§ What you need to do:
Set down every record once more, exactly as given.

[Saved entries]
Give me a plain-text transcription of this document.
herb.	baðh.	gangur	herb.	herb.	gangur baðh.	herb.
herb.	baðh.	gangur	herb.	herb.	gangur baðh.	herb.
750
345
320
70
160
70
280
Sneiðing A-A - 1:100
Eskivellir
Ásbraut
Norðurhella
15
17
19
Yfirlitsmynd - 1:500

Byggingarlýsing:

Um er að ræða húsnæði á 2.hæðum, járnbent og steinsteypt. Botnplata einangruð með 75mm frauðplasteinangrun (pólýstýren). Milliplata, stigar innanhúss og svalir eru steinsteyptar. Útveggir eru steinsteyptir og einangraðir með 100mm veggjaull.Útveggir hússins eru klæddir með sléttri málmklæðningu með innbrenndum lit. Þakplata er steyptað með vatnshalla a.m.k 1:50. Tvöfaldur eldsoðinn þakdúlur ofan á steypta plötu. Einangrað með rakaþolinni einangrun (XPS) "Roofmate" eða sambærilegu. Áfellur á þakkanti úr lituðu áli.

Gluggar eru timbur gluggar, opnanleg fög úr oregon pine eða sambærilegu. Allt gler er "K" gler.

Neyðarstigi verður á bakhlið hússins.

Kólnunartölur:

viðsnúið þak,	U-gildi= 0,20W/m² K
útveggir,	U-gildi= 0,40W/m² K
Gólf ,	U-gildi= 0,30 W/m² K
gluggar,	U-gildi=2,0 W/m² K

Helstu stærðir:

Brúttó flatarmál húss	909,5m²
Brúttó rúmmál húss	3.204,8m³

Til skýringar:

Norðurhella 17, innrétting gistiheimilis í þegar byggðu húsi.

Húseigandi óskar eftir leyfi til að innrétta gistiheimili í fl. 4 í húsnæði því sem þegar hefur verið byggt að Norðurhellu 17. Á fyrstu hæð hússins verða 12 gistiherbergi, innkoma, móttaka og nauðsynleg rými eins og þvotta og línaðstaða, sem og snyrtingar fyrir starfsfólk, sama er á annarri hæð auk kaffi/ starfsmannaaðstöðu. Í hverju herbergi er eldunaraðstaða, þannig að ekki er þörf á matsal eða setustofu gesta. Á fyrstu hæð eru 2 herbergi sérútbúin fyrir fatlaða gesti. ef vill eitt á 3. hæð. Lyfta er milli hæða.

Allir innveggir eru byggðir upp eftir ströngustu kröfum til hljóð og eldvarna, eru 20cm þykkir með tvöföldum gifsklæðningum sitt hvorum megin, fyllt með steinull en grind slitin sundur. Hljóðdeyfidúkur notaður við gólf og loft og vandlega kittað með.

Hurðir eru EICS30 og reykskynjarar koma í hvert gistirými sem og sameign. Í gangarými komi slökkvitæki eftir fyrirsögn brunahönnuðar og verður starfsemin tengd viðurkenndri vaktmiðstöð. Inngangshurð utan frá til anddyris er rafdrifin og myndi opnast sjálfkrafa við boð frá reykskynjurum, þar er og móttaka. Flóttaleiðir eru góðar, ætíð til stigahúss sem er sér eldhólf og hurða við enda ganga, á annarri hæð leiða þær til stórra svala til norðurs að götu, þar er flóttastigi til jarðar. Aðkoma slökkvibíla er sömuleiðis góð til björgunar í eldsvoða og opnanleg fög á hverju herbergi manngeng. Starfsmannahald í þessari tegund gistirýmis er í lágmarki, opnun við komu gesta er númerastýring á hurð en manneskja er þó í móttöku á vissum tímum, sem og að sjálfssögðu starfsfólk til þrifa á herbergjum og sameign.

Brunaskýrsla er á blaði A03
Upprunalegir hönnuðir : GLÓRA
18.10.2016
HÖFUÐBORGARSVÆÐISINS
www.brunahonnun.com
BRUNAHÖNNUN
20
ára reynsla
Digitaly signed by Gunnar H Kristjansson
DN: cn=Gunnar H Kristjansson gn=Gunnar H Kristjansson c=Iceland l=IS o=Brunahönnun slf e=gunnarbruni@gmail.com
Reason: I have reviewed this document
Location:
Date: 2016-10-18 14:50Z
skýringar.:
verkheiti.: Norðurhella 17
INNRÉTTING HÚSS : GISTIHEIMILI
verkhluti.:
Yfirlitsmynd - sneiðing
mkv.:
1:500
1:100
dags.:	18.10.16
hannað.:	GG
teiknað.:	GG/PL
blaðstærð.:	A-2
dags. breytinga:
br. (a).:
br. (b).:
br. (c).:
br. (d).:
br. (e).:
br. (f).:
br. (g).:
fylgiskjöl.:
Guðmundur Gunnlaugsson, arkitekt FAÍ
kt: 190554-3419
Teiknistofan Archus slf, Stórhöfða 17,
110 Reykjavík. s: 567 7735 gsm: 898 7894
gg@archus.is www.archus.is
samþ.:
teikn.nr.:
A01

§ Result of the task:
Give me a plain-text transcription of this document.
herb.	baðh.	gangur	herb.	herb.	gangur baðh.	herb.
herb.	baðh.	gangur	herb.	herb.	gangur baðh.	herb.
750
345
320
70
160
70
280
Sneiðing A-A - 1:100
Eskivellir
Ásbraut
Norðurhella
15
17
19
Yfirlitsmynd - 1:500

Byggingarlýsing:

Um er að ræða húsnæði á 2.hæðum, járnbent og steinsteypt. Botnplata einangruð með 75mm frauðplasteinangrun (pólýstýren). Milliplata, stigar innanhúss og svalir eru steinsteyptar. Útveggir eru steinsteyptir og einangraðir með 100mm veggjaull.Útveggir hússins eru klæddir með sléttri málmklæðningu með innbrenndum lit. Þakplata er steyptað með vatnshalla a.m.k 1:50. Tvöfaldur eldsoðinn þakdúlur ofan á steypta plötu. Einangrað með rakaþolinni einangrun (XPS) "Roofmate" eða sambærilegu. Áfellur á þakkanti úr lituðu áli.

Gluggar eru timbur gluggar, opnanleg fög úr oregon pine eða sambærilegu. Allt gler er "K" gler.

Neyðarstigi verður á bakhlið hússins.

Kólnunartölur:

viðsnúið þak,	U-gildi= 0,20W/m² K
útveggir,	U-gildi= 0,40W/m² K
Gólf ,	U-gildi= 0,30 W/m² K
gluggar,	U-gildi=2,0 W/m² K

Helstu stærðir:

Brúttó flatarmál húss	909,5m²
Brúttó rúmmál húss	3.204,8m³

Til skýringar:

Norðurhella 17, innrétting gistiheimilis í þegar byggðu húsi.

Húseigandi óskar eftir leyfi til að innrétta gistiheimili í fl. 4 í húsnæði því sem þegar hefur verið byggt að Norðurhellu 17. Á fyrstu hæð hússins verða 12 gistiherbergi, innkoma, móttaka og nauðsynleg rými eins og þvotta og línaðstaða, sem og snyrtingar fyrir starfsfólk, sama er á annarri hæð auk kaffi/ starfsmannaaðstöðu. Í hverju herbergi er eldunaraðstaða, þannig að ekki er þörf á matsal eða setustofu gesta. Á fyrstu hæð eru 2 herbergi sérútbúin fyrir fatlaða gesti. ef vill eitt á 3. hæð. Lyfta er milli hæða.

Allir innveggir eru byggðir upp eftir ströngustu kröfum til hljóð og eldvarna, eru 20cm þykkir með tvöföldum gifsklæðningum sitt hvorum megin, fyllt með steinull en grind slitin sundur. Hljóðdeyfidúkur notaður við gólf og loft og vandlega kittað með.

Hurðir eru EICS30 og reykskynjarar koma í hvert gistirými sem og sameign. Í gangarými komi slökkvitæki eftir fyrirsögn brunahönnuðar og verður starfsemin tengd viðurkenndri vaktmiðstöð. Inngangshurð utan frá til anddyris er rafdrifin og myndi opnast sjálfkrafa við boð frá reykskynjurum, þar er og móttaka. Flóttaleiðir eru góðar, ætíð til stigahúss sem er sér eldhólf og hurða við enda ganga, á annarri hæð leiða þær til stórra svala til norðurs að götu, þar er flóttastigi til jarðar. Aðkoma slökkvibíla er sömuleiðis góð til björgunar í eldsvoða og opnanleg fög á hverju herbergi manngeng. Starfsmannahald í þessari tegund gistirýmis er í lágmarki, opnun við komu gesta er númerastýring á hurð en manneskja er þó í móttöku á vissum tímum, sem og að sjálfssögðu starfsfólk til þrifa á herbergjum og sameign.

Brunaskýrsla er á blaði A03
Upprunalegir hönnuðir : GLÓRA
18.10.2016
HÖFUÐBORGARSVÆÐISINS
www.brunahonnun.com
BRUNAHÖNNUN
20
ára reynsla
Digitaly signed by Gunnar H Kristjansson
DN: cn=Gunnar H Kristjansson gn=Gunnar H Kristjansson c=Iceland l=IS o=Brunahönnun slf e=gunnarbruni@gmail.com
Reason: I have reviewed this document
Location:
Date: 2016-10-18 14:50Z
skýringar.:
verkheiti.: Norðurhella 17
INNRÉTTING HÚSS : GISTIHEIMILI
verkhluti.:
Yfirlitsmynd - sneiðing
mkv.:
1:500
1:100
dags.:	18.10.16
hannað.:	GG
teiknað.:	GG/PL
blaðstærð.:	A-2
dags. breytinga:
br. (a).:
br. (b).:
br. (c).:
br. (d).:
br. (e).:
br. (f).:
br. (g).:
fylgiskjöl.:
Guðmundur Gunnlaugsson, arkitekt FAÍ
kt: 190554-3419
Teiknistofan Archus slf, Stórhöfða 17,
110 Reykjavík. s: 567 7735 gsm: 898 7894
gg@archus.is www.archus.is
samþ.:
teikn.nr.:
A01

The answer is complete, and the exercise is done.